DESCRIPTION OF THE TASK:
Each record must be reproduced exactly as it is shown.

Source data
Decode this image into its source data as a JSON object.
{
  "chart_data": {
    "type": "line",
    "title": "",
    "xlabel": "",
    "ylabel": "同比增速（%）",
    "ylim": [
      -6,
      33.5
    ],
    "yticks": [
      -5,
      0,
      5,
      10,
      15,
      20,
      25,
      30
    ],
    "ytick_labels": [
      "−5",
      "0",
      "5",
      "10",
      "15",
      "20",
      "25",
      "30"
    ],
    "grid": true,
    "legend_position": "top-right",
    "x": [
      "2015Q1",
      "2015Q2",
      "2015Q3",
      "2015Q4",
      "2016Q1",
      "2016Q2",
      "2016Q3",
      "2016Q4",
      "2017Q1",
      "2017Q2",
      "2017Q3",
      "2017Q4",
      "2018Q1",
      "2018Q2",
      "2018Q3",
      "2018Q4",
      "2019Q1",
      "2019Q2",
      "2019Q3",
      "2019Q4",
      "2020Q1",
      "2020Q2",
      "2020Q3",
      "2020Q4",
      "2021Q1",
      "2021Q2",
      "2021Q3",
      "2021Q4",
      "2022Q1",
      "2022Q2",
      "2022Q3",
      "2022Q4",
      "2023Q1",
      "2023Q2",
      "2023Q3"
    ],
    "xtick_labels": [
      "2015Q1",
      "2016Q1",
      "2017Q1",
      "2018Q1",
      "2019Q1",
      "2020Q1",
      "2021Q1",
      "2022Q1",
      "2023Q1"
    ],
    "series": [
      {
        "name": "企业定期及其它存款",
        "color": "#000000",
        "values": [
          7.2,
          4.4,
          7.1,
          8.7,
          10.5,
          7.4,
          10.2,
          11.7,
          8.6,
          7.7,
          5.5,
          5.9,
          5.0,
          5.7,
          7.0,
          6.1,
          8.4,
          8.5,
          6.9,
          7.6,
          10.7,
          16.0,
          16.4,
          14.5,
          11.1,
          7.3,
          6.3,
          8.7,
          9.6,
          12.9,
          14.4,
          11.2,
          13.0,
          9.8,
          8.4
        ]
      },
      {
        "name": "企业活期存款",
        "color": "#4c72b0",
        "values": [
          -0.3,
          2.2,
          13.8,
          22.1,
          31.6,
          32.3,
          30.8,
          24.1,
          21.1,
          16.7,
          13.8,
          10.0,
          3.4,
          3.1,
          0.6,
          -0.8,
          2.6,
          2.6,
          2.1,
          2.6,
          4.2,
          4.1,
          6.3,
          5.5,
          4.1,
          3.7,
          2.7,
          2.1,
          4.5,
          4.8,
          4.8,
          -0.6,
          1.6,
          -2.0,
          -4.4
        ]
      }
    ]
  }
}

TASK RESULT:
Decode this image into its source data as a JSON object.
{
  "chart_data": {
    "type": "line",
    "title": "",
    "xlabel": "",
    "ylabel": "同比增速（%）",
    "ylim": [
      -6,
      33.5
    ],
    "yticks": [
      -5,
      0,
      5,
      10,
      15,
      20,
      25,
      30
    ],
    "ytick_labels": [
      "−5",
      "0",
      "5",
      "10",
      "15",
      "20",
      "25",
      "30"
    ],
    "grid": true,
    "legend_position": "top-right",
    "x": [
      "2015Q1",
      "2015Q2",
      "2015Q3",
      "2015Q4",
      "2016Q1",
      "2016Q2",
      "2016Q3",
      "2016Q4",
      "2017Q1",
      "2017Q2",
      "2017Q3",
      "2017Q4",
      "2018Q1",
      "2018Q2",
      "2018Q3",
      "2018Q4",
      "2019Q1",
      "2019Q2",
      "2019Q3",
      "2019Q4",
      "2020Q1",
      "2020Q2",
      "2020Q3",
      "2020Q4",
      "2021Q1",
      "2021Q2",
      "2021Q3",
      "2021Q4",
      "2022Q1",
      "2022Q2",
      "2022Q3",
      "2022Q4",
      "2023Q1",
      "2023Q2",
      "2023Q3"
    ],
    "xtick_labels": [
      "2015Q1",
      "2016Q1",
      "2017Q1",
      "2018Q1",
      "2019Q1",
      "2020Q1",
      "2021Q1",
      "2022Q1",
      "2023Q1"
    ],
    "series": [
      {
        "name": "企业定期及其它存款",
        "color": "#000000",
        "values": [
          7.2,
          4.4,
          7.1,
          8.7,
          10.5,
          7.4,
          10.2,
          11.7,
          8.6,
          7.7,
          5.5,
          5.9,
          5.0,
          5.7,
          7.0,
          6.1,
          8.4,
          8.5,
          6.9,
          7.6,
          10.7,
          16.0,
          16.4,
          14.5,
          11.1,
          7.3,
          6.3,
          8.7,
          9.6,
          12.9,
          14.4,
          11.2,
          13.0,
          9.8,
          8.4
        ]
      },
      {
        "name": "企业活期存款",
        "color": "#4c72b0",
        "values": [
          -0.3,
          2.2,
          13.8,
          22.1,
          31.6,
          32.3,
          30.8,
          24.1,
          21.1,
          16.7,
          13.8,
          10.0,
          3.4,
          3.1,
          0.6,
          -0.8,
          2.6,
          2.6,
          2.1,
          2.6,
          4.2,
          4.1,
          6.3,
          5.5,
          4.1,
          3.7,
          2.7,
          2.1,
          4.5,
          4.8,
          4.8,
          -0.6,
          1.6,
          -2.0,
          -4.4
        ]
      }
    ]
  }
}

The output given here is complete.